» JOUW OPDRACHT
Schrijf de tekst over de vijgenboom en de vijgwesp verder, te beginnen na de laatste zin.

» TEKSTFRAGMENT
◆ ◆ ◆

De vijgenboom kent twee seksuele verschijningsvormen, de mannelijke Capri-vijg (Ficus carica sylvestris), en de vrouwelijke (eetbare) gewone vijg. De eerste bevat zowel mannelijke als vrouwelijke bloemen maar gedraagt zich volledig mannelijk, door pollen te vormen. De vruchten van de mannelijke vijgenboom zijn weliswaar eetbaar, maar worden niet gegeten, vanwege die pollen en vanwege de symbiose met de vijgwesp. De mannelijke syconia bevatten behalve pollen in de regel ook vijgwespen, het enige insect dat zorgt voor de voortplanting van de boom. Geen smakelijk vooruitzicht. Daarom worden deze vijgen wel aan geiten gevoerd (daaraan ontlenen ze naam caprivijgen), maar niet door mensen gegeten. De vrouwelijke vruchten wel.
Ieder seizoen kent drie oogsteperioden van de caprivijg: de profichi op het hout van vorig jaar, in de late lente of vroege zomer rijpend, de mammoni - de tweede oogst tegelijkertijd met de (vrouwelijke) hoofdoogst, en de mamme, waarin de vijgenwesp overwintert.
De bloempjes in het synocium van de vijgenvrucht zijn met de buitenwereld verbonden door een 'oog', een kanaal dat het ostiool wordt genoemd. Dit kanaal dient als toegang voor het enige insect dat de vijg bestuift, de vijgwesp, een verzamelnaam want elke vijgensoort heeft zijn eigen unieke vijgenwespensoort, er zijn wereldwijd zo'n 900 wespen onder deze noemer.
Het vrouwtje legt haar eitjes in de broedkamers voor de vijgenwespen die bekend staan als galbloemen. De blinde, vleugelloze mannelijke wespen kruipen als eerste uit hun broedkamer en gaan op zoek naar één of meer 'gallen' met een vrouwtje erin. Wanneer hij er één vindt, kauwt hij er een gat in en paart met het vrouwtje, nog voor ze is uitgekomen. In veel gevallen graaft het mannetje ook een ontsnappingstunnel voor het vrouwtje, dat via de tunnel of via ostiool ontsnapt om in een andere vijg eitjes te leggen. De taak van het mannetje zit erop. Hij sterft, zijn hele, korte leven in die ene vijg doorgebracht hebbende.
De vrouwelijke vijgwespen dragen zowel stuifmeel als eieren. Als de uitgevlogen vrouwelijke wesp eerst een ontvankelijke mannelijke vijg vindt, legt ze één ei in elke galbloem en sterft dan. Als de vrouwelijke wesp eerst een ontvankelijke vrouwelijke vijg vindt, zal ze daar haar stuifmeel afzetten en vervolgens sterven.

◆ ◆ ◆

Opgeslagen gegevens
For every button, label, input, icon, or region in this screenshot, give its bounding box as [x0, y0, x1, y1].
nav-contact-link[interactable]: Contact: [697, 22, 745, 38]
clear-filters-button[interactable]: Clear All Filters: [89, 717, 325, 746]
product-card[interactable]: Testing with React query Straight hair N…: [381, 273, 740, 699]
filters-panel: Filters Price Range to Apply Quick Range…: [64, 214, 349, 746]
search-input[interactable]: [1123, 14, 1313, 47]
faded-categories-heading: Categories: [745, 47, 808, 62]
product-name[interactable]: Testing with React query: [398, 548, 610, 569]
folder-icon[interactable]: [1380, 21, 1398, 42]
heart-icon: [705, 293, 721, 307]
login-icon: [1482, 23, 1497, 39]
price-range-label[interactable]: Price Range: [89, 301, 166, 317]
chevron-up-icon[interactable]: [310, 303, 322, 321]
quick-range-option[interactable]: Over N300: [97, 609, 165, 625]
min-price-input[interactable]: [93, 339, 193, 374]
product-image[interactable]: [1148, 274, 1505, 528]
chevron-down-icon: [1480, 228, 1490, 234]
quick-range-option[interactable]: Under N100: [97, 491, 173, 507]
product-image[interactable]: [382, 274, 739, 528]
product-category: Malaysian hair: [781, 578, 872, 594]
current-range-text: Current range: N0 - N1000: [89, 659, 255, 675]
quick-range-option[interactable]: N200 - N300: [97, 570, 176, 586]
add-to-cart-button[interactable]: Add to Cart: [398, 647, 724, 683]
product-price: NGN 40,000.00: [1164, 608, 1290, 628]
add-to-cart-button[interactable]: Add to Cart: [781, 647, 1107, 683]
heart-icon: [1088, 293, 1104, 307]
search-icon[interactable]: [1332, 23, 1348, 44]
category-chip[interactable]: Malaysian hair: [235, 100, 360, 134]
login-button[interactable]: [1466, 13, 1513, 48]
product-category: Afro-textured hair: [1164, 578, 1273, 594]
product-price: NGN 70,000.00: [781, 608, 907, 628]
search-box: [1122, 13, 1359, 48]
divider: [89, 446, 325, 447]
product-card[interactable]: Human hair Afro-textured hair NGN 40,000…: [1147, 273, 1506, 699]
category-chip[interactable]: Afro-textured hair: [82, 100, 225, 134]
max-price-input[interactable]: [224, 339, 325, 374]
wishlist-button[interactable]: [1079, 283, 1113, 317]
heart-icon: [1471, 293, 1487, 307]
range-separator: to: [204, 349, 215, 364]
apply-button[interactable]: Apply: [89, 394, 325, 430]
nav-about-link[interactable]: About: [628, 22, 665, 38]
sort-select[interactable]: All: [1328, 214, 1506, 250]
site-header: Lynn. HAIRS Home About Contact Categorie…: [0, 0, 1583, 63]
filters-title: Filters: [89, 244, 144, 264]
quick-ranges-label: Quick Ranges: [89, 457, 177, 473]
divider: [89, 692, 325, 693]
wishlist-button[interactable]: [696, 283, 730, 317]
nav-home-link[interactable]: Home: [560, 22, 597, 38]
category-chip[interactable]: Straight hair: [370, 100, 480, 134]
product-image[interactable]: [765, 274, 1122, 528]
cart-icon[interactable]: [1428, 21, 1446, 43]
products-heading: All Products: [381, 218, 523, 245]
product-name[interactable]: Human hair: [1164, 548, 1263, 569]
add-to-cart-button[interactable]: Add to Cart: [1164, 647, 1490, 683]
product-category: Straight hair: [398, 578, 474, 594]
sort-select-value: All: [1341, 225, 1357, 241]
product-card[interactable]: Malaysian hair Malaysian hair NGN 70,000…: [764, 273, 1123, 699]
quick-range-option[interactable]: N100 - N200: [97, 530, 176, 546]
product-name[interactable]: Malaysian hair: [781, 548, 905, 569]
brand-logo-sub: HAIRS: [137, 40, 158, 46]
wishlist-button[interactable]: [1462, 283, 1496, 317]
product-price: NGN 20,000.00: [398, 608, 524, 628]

◆ ◆ ◆

» ANTWOORD OP OPDRACHT
En daarmee is de cirkel rond. Dit zijn het bestuivingsproces van de vijg en de oevenscyclus van de vijgenwesp in een notendop. En hier wordt het ingewikkeld. In de natuur namelijk is de verhouding tussen caprivijgen en vrouwelijke vijgen redelijk in evenwicht. In de vijgenteelt is die verhouding gemiddeld genomen scheef. De vrouwelijke productievijgen zijn in overtal, de caprivijgen in ondertal. Daarmee komt de bevruchting en dus de vruchtvorming in gevaar.
Daartoe is een techniek ontwikkeld die al sedert eeuwen wordt toegepast. Deze techniek is gebaseerd op gebruik van de profichi, de Italiaanse benaming voor de eerste oogst caprivijgen. Losse vijgen worden aan een touwtje, in een netje of aan een tak verspreid over de plantage om ook de wespen te spreiden en te stimuleren dat alle vrouwelijke vruchten bestoven worden. Ditt proces wordt caprificatie genoemd. Met deze techniek volstaat een verhouding tussen caprivijgen en productievijgen van 1:20.
Iedere capriboom levert enkele honderden profichi's. Zodra de producerende vijg daar gereed voor is, de bloempjes ontvankelijk voor bevruchting, het oog van de synocia open, worden twee maal per week enkele tientallen profichi's in de boom gehangen. In Syrië doet men het nog anders, daar combineert men een perceel caprivijgen temidden van de productievijgen met de profichi-techniek.
Hoe anders ging dat in Frankrijk waar na de Tweede wereldoorlog begonnen is met de vijgenteelt in de regio Solliès-Pont in de buurt van Toulon aan de zuidkust. Deze verving de kersenteelt in de regio toen deze na de Tweede wereldoorlog niet meer lonend bleek. Er lag geen plan aan ten grondslag, de meeste vijgen plukte men van bomen die er spontaan groeiden. De boeren negeerden de bomen die geen bruikbare vruchten gaven, de helft van de bomen zo ongeveer. Dat waren de caprivijgen. Van caprificatie hadden ze nog nooit gehoord.